**EXERCISE AIM:**
Pull every line with the word "label" out of the entries below.

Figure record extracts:
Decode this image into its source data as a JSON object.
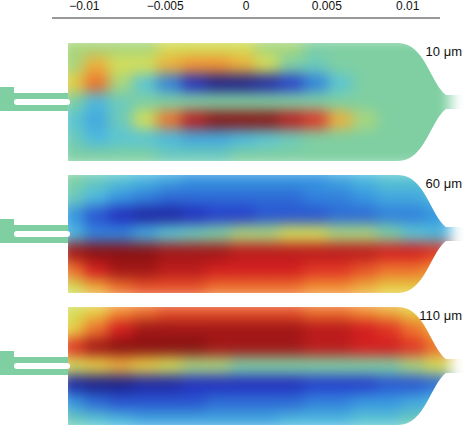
{
  "chart_data": {
    "type": "heatmap",
    "colorbar": {
      "range": [
        -0.012,
        0.012
      ],
      "ticks": [
        {
          "value": -0.01,
          "label": "−0.01"
        },
        {
          "value": -0.005,
          "label": "−0.005"
        },
        0,
        0.005,
        0.01
      ]
    },
    "panels": [
      {
        "label": "10 μm",
        "cells": [
          [
            0.001,
            0.001,
            0.001,
            0.001,
            0.002,
            0.002,
            0.002,
            0.002,
            0.001,
            0.001,
            0,
            0,
            0,
            0,
            0,
            0
          ],
          [
            0.001,
            0.004,
            0.002,
            0.002,
            0.004,
            0.005,
            0.005,
            0.004,
            0.002,
            0,
            -0.001,
            0,
            0,
            0,
            0,
            0
          ],
          [
            0.003,
            0.006,
            0.001,
            -0.002,
            -0.006,
            -0.01,
            -0.012,
            -0.012,
            -0.011,
            -0.009,
            -0.006,
            -0.002,
            0,
            0,
            0,
            0
          ],
          [
            0,
            -0.003,
            -0.001,
            0,
            0,
            0,
            0,
            0,
            0,
            0,
            0,
            0,
            0,
            0,
            0,
            0
          ],
          [
            -0.002,
            -0.004,
            -0.001,
            0.002,
            0.006,
            0.01,
            0.012,
            0.012,
            0.012,
            0.01,
            0.008,
            0.004,
            0.001,
            0,
            0,
            0
          ],
          [
            -0.001,
            -0.003,
            -0.002,
            -0.002,
            -0.003,
            -0.004,
            -0.004,
            -0.003,
            -0.002,
            -0.001,
            0,
            0,
            0,
            0,
            0,
            0
          ],
          [
            0,
            0,
            0,
            0,
            -0.001,
            -0.001,
            -0.001,
            0,
            0,
            0,
            0,
            0,
            0,
            0,
            0,
            0
          ]
        ]
      },
      {
        "label": "60 μm",
        "cells": [
          [
            0,
            -0.001,
            -0.002,
            -0.003,
            -0.004,
            -0.005,
            -0.005,
            -0.005,
            -0.005,
            -0.005,
            -0.005,
            -0.004,
            -0.003,
            -0.002,
            -0.002,
            -0.001
          ],
          [
            -0.001,
            -0.003,
            -0.005,
            -0.006,
            -0.007,
            -0.007,
            -0.007,
            -0.007,
            -0.007,
            -0.007,
            -0.006,
            -0.006,
            -0.005,
            -0.004,
            -0.004,
            -0.003
          ],
          [
            -0.005,
            -0.008,
            -0.01,
            -0.011,
            -0.011,
            -0.01,
            -0.009,
            -0.009,
            -0.008,
            -0.008,
            -0.008,
            -0.007,
            -0.007,
            -0.006,
            -0.006,
            -0.005
          ],
          [
            -0.003,
            -0.006,
            -0.006,
            -0.004,
            -0.002,
            -0.001,
            0,
            0.001,
            0.001,
            0.002,
            0.002,
            0.001,
            0.001,
            0,
            -0.002,
            -0.003
          ],
          [
            0.011,
            0.012,
            0.012,
            0.012,
            0.011,
            0.011,
            0.011,
            0.01,
            0.01,
            0.01,
            0.01,
            0.01,
            0.01,
            0.009,
            0.009,
            0.008
          ],
          [
            0.006,
            0.009,
            0.011,
            0.011,
            0.01,
            0.01,
            0.009,
            0.009,
            0.009,
            0.009,
            0.008,
            0.008,
            0.007,
            0.006,
            0.006,
            0.005
          ],
          [
            0.002,
            0.004,
            0.006,
            0.007,
            0.007,
            0.007,
            0.006,
            0.006,
            0.006,
            0.006,
            0.005,
            0.005,
            0.004,
            0.003,
            0.003,
            0.002
          ]
        ]
      },
      {
        "label": "110 μm",
        "cells": [
          [
            0.002,
            0.003,
            0.005,
            0.006,
            0.007,
            0.007,
            0.007,
            0.007,
            0.007,
            0.007,
            0.006,
            0.006,
            0.005,
            0.004,
            0.003,
            0.002
          ],
          [
            0.003,
            0.006,
            0.009,
            0.011,
            0.011,
            0.011,
            0.011,
            0.011,
            0.011,
            0.011,
            0.01,
            0.01,
            0.009,
            0.008,
            0.006,
            0.004
          ],
          [
            0.008,
            0.011,
            0.012,
            0.012,
            0.012,
            0.012,
            0.011,
            0.011,
            0.011,
            0.011,
            0.01,
            0.01,
            0.009,
            0.009,
            0.008,
            0.006
          ],
          [
            0.002,
            0.003,
            0.004,
            0.003,
            0.002,
            0.001,
            0.001,
            0,
            0,
            0,
            0,
            0,
            0,
            0,
            0.001,
            0.002
          ],
          [
            -0.011,
            -0.012,
            -0.012,
            -0.011,
            -0.011,
            -0.01,
            -0.01,
            -0.01,
            -0.01,
            -0.01,
            -0.009,
            -0.009,
            -0.009,
            -0.008,
            -0.008,
            -0.007
          ],
          [
            -0.005,
            -0.007,
            -0.008,
            -0.008,
            -0.008,
            -0.008,
            -0.007,
            -0.007,
            -0.007,
            -0.007,
            -0.006,
            -0.006,
            -0.005,
            -0.005,
            -0.004,
            -0.003
          ],
          [
            -0.001,
            -0.002,
            -0.003,
            -0.004,
            -0.004,
            -0.004,
            -0.004,
            -0.004,
            -0.004,
            -0.003,
            -0.003,
            -0.003,
            -0.002,
            -0.002,
            -0.001,
            -0.001
          ]
        ]
      }
    ]
  }
}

**EXERCISE OUTPUT:**
          "label": "−0.01"
          "label": "−0.005"
        "label": "10 μm",
        "label": "60 μm",
        "label": "110 μm",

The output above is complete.